**STATED TASK**
What follows is a set of entries. Repeat them exactly, but not their pictures.

**DATA TO USE**
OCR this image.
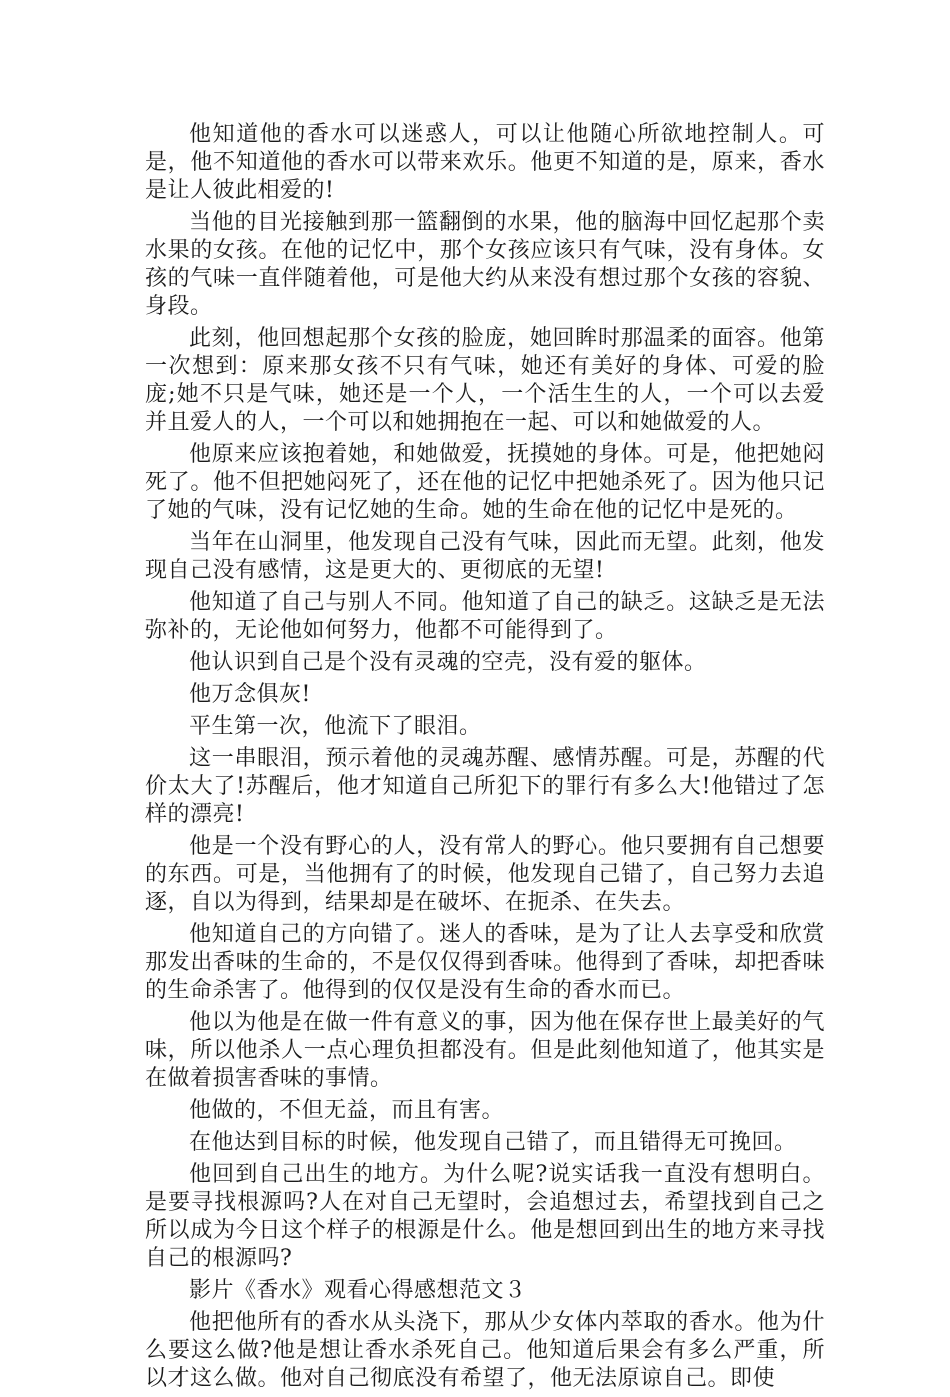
他知道他的香水可以迷惑人，可以让他随心所欲地控制人。可是，他不知道他的香水可以带来欢乐。他更不知道的是，原来，香水是让人彼此相爱的!

当他的目光接触到那一篮翻倒的水果，他的脑海中回忆起那个卖水果的女孩。在他的记忆中，那个女孩应该只有气味，没有身体。女孩的气味一直伴随着他，可是他大约从来没有想过那个女孩的容貌、身段。

此刻，他回想起那个女孩的脸庞，她回眸时那温柔的面容。他第一次想到：原来那女孩不只有气味，她还有美好的身体、可爱的脸庞;她不只是气味，她还是一个人，一个活生生的人，一个可以去爱并且爱人的人，一个可以和她拥抱在一起、可以和她做爱的人。

他原来应该抱着她，和她做爱，抚摸她的身体。可是，他把她闷死了。他不但把她闷死了，还在他的记忆中把她杀死了。因为他只记了她的气味，没有记忆她的生命。她的生命在他的记忆中是死的。

当年在山洞里，他发现自己没有气味，因此而无望。此刻，他发现自己没有感情，这是更大的、更彻底的无望!

他知道了自己与别人不同。他知道了自己的缺乏。这缺乏是无法弥补的，无论他如何努力，他都不可能得到了。

他认识到自己是个没有灵魂的空壳，没有爱的躯体。

他万念俱灰!

平生第一次，他流下了眼泪。

这一串眼泪，预示着他的灵魂苏醒、感情苏醒。可是，苏醒的代价太大了!苏醒后，他才知道自己所犯下的罪行有多么大!他错过了怎样的漂亮!

他是一个没有野心的人，没有常人的野心。他只要拥有自己想要的东西。可是，当他拥有了的时候，他发现自己错了，自己努力去追逐，自以为得到，结果却是在破坏、在扼杀、在失去。

他知道自己的方向错了。迷人的香味，是为了让人去享受和欣赏那发出香味的生命的，不是仅仅得到香味。他得到了香味，却把香味的生命杀害了。他得到的仅仅是没有生命的香水而已。

他以为他是在做一件有意义的事，因为他在保存世上最美好的气味，所以他杀人一点心理负担都没有。但是此刻他知道了，他其实是在做着损害香味的事情。

他做的，不但无益，而且有害。

在他达到目标的时候，他发现自己错了，而且错得无可挽回。

他回到自己出生的地方。为什么呢?说实话我一直没有想明白。是要寻找根源吗?人在对自己无望时，会追想过去，希望找到自己之所以成为今日这个样子的根源是什么。他是想回到出生的地方来寻找自己的根源吗?

影片《香水》观看心得感想范文３

他把他所有的香水从头浇下，那从少女体内萃取的香水。他为什么要这么做?他是想让香水杀死自己。他知道后果会有多么严重，所以才这么做。他对自己彻底没有希望了，他无法原谅自己。即使
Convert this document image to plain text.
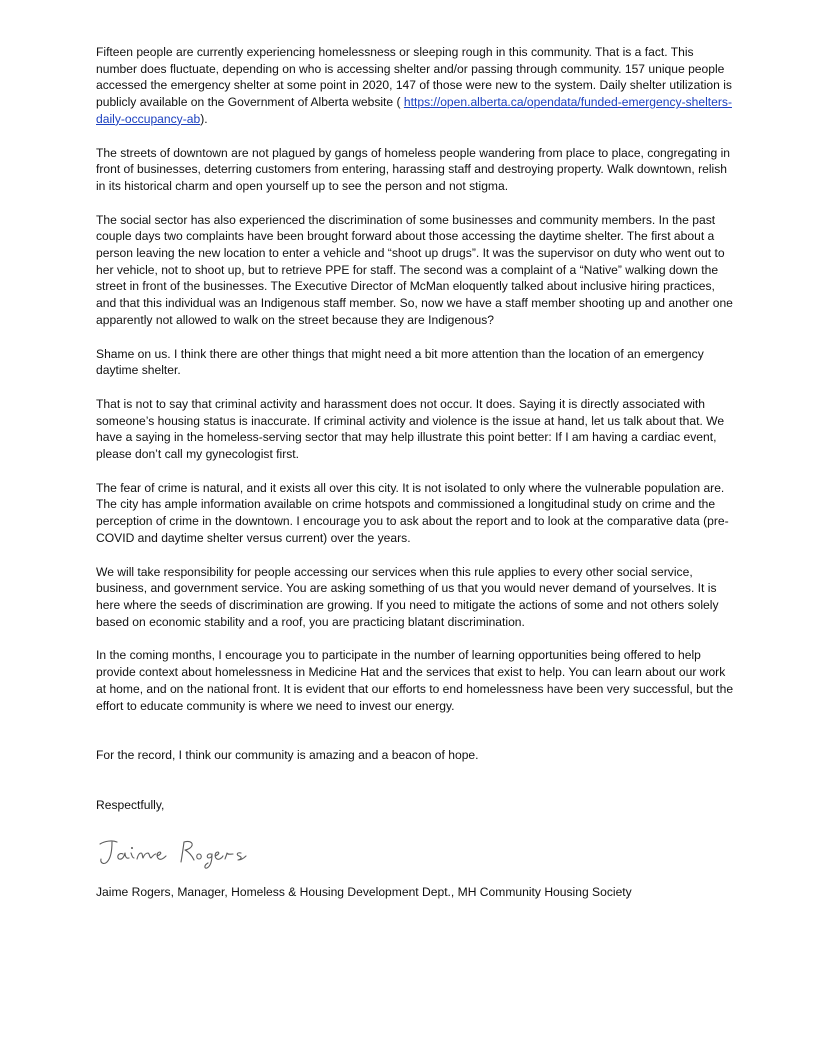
Fifteen people are currently experiencing homelessness or sleeping rough in this community. That is a fact. This number does fluctuate, depending on who is accessing shelter and/or passing through community. 157 unique people accessed the emergency shelter at some point in 2020, 147 of those were new to the system. Daily shelter utilization is publicly available on the Government of Alberta website ( https://open.alberta.ca/opendata/funded-emergency-shelters-daily-occupancy-ab).

The streets of downtown are not plagued by gangs of homeless people wandering from place to place, congregating in front of businesses, deterring customers from entering, harassing staff and destroying property. Walk downtown, relish in its historical charm and open yourself up to see the person and not stigma.

The social sector has also experienced the discrimination of some businesses and community members. In the past couple days two complaints have been brought forward about those accessing the daytime shelter. The first about a person leaving the new location to enter a vehicle and “shoot up drugs”. It was the supervisor on duty who went out to her vehicle, not to shoot up, but to retrieve PPE for staff. The second was a complaint of a “Native” walking down the street in front of the businesses. The Executive Director of McMan eloquently talked about inclusive hiring practices, and that this individual was an Indigenous staff member. So, now we have a staff member shooting up and another one apparently not allowed to walk on the street because they are Indigenous?

Shame on us. I think there are other things that might need a bit more attention than the location of an emergency daytime shelter.

That is not to say that criminal activity and harassment does not occur. It does. Saying it is directly associated with someone’s housing status is inaccurate. If criminal activity and violence is the issue at hand, let us talk about that. We have a saying in the homeless-serving sector that may help illustrate this point better: If I am having a cardiac event, please don’t call my gynecologist first.

The fear of crime is natural, and it exists all over this city. It is not isolated to only where the vulnerable population are. The city has ample information available on crime hotspots and commissioned a longitudinal study on crime and the perception of crime in the downtown. I encourage you to ask about the report and to look at the comparative data (pre-COVID and daytime shelter versus current) over the years.

We will take responsibility for people accessing our services when this rule applies to every other social service, business, and government service. You are asking something of us that you would never demand of yourselves. It is here where the seeds of discrimination are growing. If you need to mitigate the actions of some and not others solely based on economic stability and a roof, you are practicing blatant discrimination.

In the coming months, I encourage you to participate in the number of learning opportunities being offered to help provide context about homelessness in Medicine Hat and the services that exist to help. You can learn about our work at home, and on the national front. It is evident that our efforts to end homelessness have been very successful, but the effort to educate community is where we need to invest our energy.

For the record, I think our community is amazing and a beacon of hope.

Respectfully,

Jaime Rogers, Manager, Homeless & Housing Development Dept., MH Community Housing Society
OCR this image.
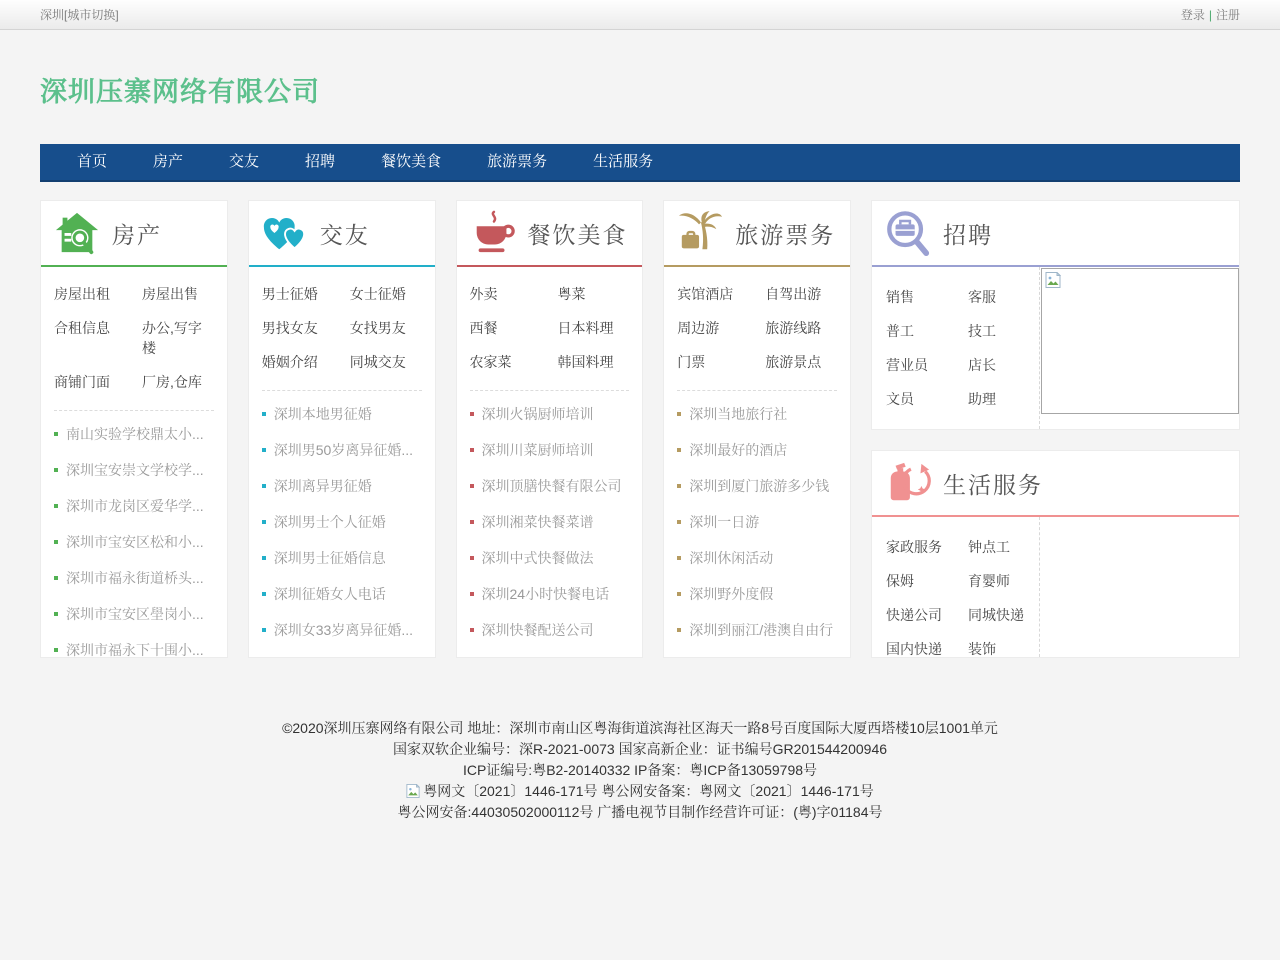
深圳[城市切换]	登录 | 注册
深圳压寨网络有限公司
首页	房产	交友	招聘	餐饮美食	旅游票务	生活服务
房产
房屋出租	房屋出售
合租信息	办公,写字楼
商铺门面	厂房,仓库
南山实验学校鼎太小...
深圳宝安崇文学校学...
深圳市龙岗区爱华学...
深圳市宝安区松和小...
深圳市福永街道桥头...
深圳市宝安区壆岗小...
深圳市福永下十围小...
交友
男士征婚	女士征婚
男找女友	女找男友
婚姻介绍	同城交友
深圳本地男征婚
深圳男50岁离异征婚...
深圳离异男征婚
深圳男士个人征婚
深圳男士征婚信息
深圳征婚女人电话
深圳女33岁离异征婚...
餐饮美食
外卖	粤菜
西餐	日本料理
农家菜	韩国料理
深圳火锅厨师培训
深圳川菜厨师培训
深圳顶膳快餐有限公司
深圳湘菜快餐菜谱
深圳中式快餐做法
深圳24小时快餐电话
深圳快餐配送公司
旅游票务
宾馆酒店	自驾出游
周边游	旅游线路
门票	旅游景点
深圳当地旅行社
深圳最好的酒店
深圳到厦门旅游多少钱
深圳一日游
深圳休闲活动
深圳野外度假
深圳到丽江/港澳自由行
招聘
销售	客服
普工	技工
营业员	店长
文员	助理
生活服务
家政服务	钟点工
保姆	育婴师
快递公司	同城快递
国内快递	装饰
©2020深圳压寨网络有限公司 地址：深圳市南山区粤海街道滨海社区海天一路8号百度国际大厦西塔楼10层1001单元
国家双软企业编号：深R-2021-0073 国家高新企业：证书编号GR201544200946
ICP证编号:粤B2-20140332 IP备案：粤ICP备13059798号
粤网文〔2021〕1446-171号 粤公网安备案：粤网文〔2021〕1446-171号
粤公网安备:44030502000112号 广播电视节目制作经营许可证：(粤)字01184号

**ANSWER FOR THIS EXERCISE**
OCR this image.
他知道他的香水可以迷惑人，可以让他随心所欲地控制人。可是，他不知道他的香水可以带来欢乐。他更不知道的是，原来，香水是让人彼此相爱的!

当他的目光接触到那一篮翻倒的水果，他的脑海中回忆起那个卖水果的女孩。在他的记忆中，那个女孩应该只有气味，没有身体。女孩的气味一直伴随着他，可是他大约从来没有想过那个女孩的容貌、身段。

此刻，他回想起那个女孩的脸庞，她回眸时那温柔的面容。他第一次想到：原来那女孩不只有气味，她还有美好的身体、可爱的脸庞;她不只是气味，她还是一个人，一个活生生的人，一个可以去爱并且爱人的人，一个可以和她拥抱在一起、可以和她做爱的人。

他原来应该抱着她，和她做爱，抚摸她的身体。可是，他把她闷死了。他不但把她闷死了，还在他的记忆中把她杀死了。因为他只记了她的气味，没有记忆她的生命。她的生命在他的记忆中是死的。

当年在山洞里，他发现自己没有气味，因此而无望。此刻，他发现自己没有感情，这是更大的、更彻底的无望!

他知道了自己与别人不同。他知道了自己的缺乏。这缺乏是无法弥补的，无论他如何努力，他都不可能得到了。

他认识到自己是个没有灵魂的空壳，没有爱的躯体。

他万念俱灰!

平生第一次，他流下了眼泪。

这一串眼泪，预示着他的灵魂苏醒、感情苏醒。可是，苏醒的代价太大了!苏醒后，他才知道自己所犯下的罪行有多么大!他错过了怎样的漂亮!

他是一个没有野心的人，没有常人的野心。他只要拥有自己想要的东西。可是，当他拥有了的时候，他发现自己错了，自己努力去追逐，自以为得到，结果却是在破坏、在扼杀、在失去。

他知道自己的方向错了。迷人的香味，是为了让人去享受和欣赏那发出香味的生命的，不是仅仅得到香味。他得到了香味，却把香味的生命杀害了。他得到的仅仅是没有生命的香水而已。

他以为他是在做一件有意义的事，因为他在保存世上最美好的气味，所以他杀人一点心理负担都没有。但是此刻他知道了，他其实是在做着损害香味的事情。

他做的，不但无益，而且有害。

在他达到目标的时候，他发现自己错了，而且错得无可挽回。

他回到自己出生的地方。为什么呢?说实话我一直没有想明白。是要寻找根源吗?人在对自己无望时，会追想过去，希望找到自己之所以成为今日这个样子的根源是什么。他是想回到出生的地方来寻找自己的根源吗?

影片《香水》观看心得感想范文３

他把他所有的香水从头浇下，那从少女体内萃取的香水。他为什么要这么做?他是想让香水杀死自己。他知道后果会有多么严重，所以才这么做。他对自己彻底没有希望了，他无法原谅自己。即使
Convert this document image to plain text.
Fifteen people are currently experiencing homelessness or sleeping rough in this community. That is a fact. This number does fluctuate, depending on who is accessing shelter and/or passing through community. 157 unique people accessed the emergency shelter at some point in 2020, 147 of those were new to the system. Daily shelter utilization is publicly available on the Government of Alberta website ( https://open.alberta.ca/opendata/funded-emergency-shelters-daily-occupancy-ab).

The streets of downtown are not plagued by gangs of homeless people wandering from place to place, congregating in front of businesses, deterring customers from entering, harassing staff and destroying property. Walk downtown, relish in its historical charm and open yourself up to see the person and not stigma.

The social sector has also experienced the discrimination of some businesses and community members. In the past couple days two complaints have been brought forward about those accessing the daytime shelter. The first about a person leaving the new location to enter a vehicle and “shoot up drugs”. It was the supervisor on duty who went out to her vehicle, not to shoot up, but to retrieve PPE for staff. The second was a complaint of a “Native” walking down the street in front of the businesses. The Executive Director of McMan eloquently talked about inclusive hiring practices, and that this individual was an Indigenous staff member. So, now we have a staff member shooting up and another one apparently not allowed to walk on the street because they are Indigenous?

Shame on us. I think there are other things that might need a bit more attention than the location of an emergency daytime shelter.

That is not to say that criminal activity and harassment does not occur. It does. Saying it is directly associated with someone’s housing status is inaccurate. If criminal activity and violence is the issue at hand, let us talk about that. We have a saying in the homeless-serving sector that may help illustrate this point better: If I am having a cardiac event, please don’t call my gynecologist first.

The fear of crime is natural, and it exists all over this city. It is not isolated to only where the vulnerable population are. The city has ample information available on crime hotspots and commissioned a longitudinal study on crime and the perception of crime in the downtown. I encourage you to ask about the report and to look at the comparative data (pre-COVID and daytime shelter versus current) over the years.

We will take responsibility for people accessing our services when this rule applies to every other social service, business, and government service. You are asking something of us that you would never demand of yourselves. It is here where the seeds of discrimination are growing. If you need to mitigate the actions of some and not others solely based on economic stability and a roof, you are practicing blatant discrimination.

In the coming months, I encourage you to participate in the number of learning opportunities being offered to help provide context about homelessness in Medicine Hat and the services that exist to help. You can learn about our work at home, and on the national front. It is evident that our efforts to end homelessness have been very successful, but the effort to educate community is where we need to invest our energy.

For the record, I think our community is amazing and a beacon of hope.

Respectfully,

Jaime Rogers, Manager, Homeless & Housing Development Dept., MH Community Housing Society
OCR this image.
深圳[城市切换]	登录 | 注册
深圳压寨网络有限公司
首页	房产	交友	招聘	餐饮美食	旅游票务	生活服务
房产
房屋出租	房屋出售
合租信息	办公,写字楼
商铺门面	厂房,仓库
南山实验学校鼎太小...
深圳宝安崇文学校学...
深圳市龙岗区爱华学...
深圳市宝安区松和小...
深圳市福永街道桥头...
深圳市宝安区壆岗小...
深圳市福永下十围小...
交友
男士征婚	女士征婚
男找女友	女找男友
婚姻介绍	同城交友
深圳本地男征婚
深圳男50岁离异征婚...
深圳离异男征婚
深圳男士个人征婚
深圳男士征婚信息
深圳征婚女人电话
深圳女33岁离异征婚...
餐饮美食
外卖	粤菜
西餐	日本料理
农家菜	韩国料理
深圳火锅厨师培训
深圳川菜厨师培训
深圳顶膳快餐有限公司
深圳湘菜快餐菜谱
深圳中式快餐做法
深圳24小时快餐电话
深圳快餐配送公司
旅游票务
宾馆酒店	自驾出游
周边游	旅游线路
门票	旅游景点
深圳当地旅行社
深圳最好的酒店
深圳到厦门旅游多少钱
深圳一日游
深圳休闲活动
深圳野外度假
深圳到丽江/港澳自由行
招聘
销售	客服
普工	技工
营业员	店长
文员	助理
生活服务
家政服务	钟点工
保姆	育婴师
快递公司	同城快递
国内快递	装饰
©2020深圳压寨网络有限公司 地址：深圳市南山区粤海街道滨海社区海天一路8号百度国际大厦西塔楼10层1001单元
国家双软企业编号：深R-2021-0073 国家高新企业：证书编号GR201544200946
ICP证编号:粤B2-20140332 IP备案：粤ICP备13059798号
粤网文〔2021〕1446-171号 粤公网安备案：粤网文〔2021〕1446-171号
粤公网安备:44030502000112号 广播电视节目制作经营许可证：(粤)字01184号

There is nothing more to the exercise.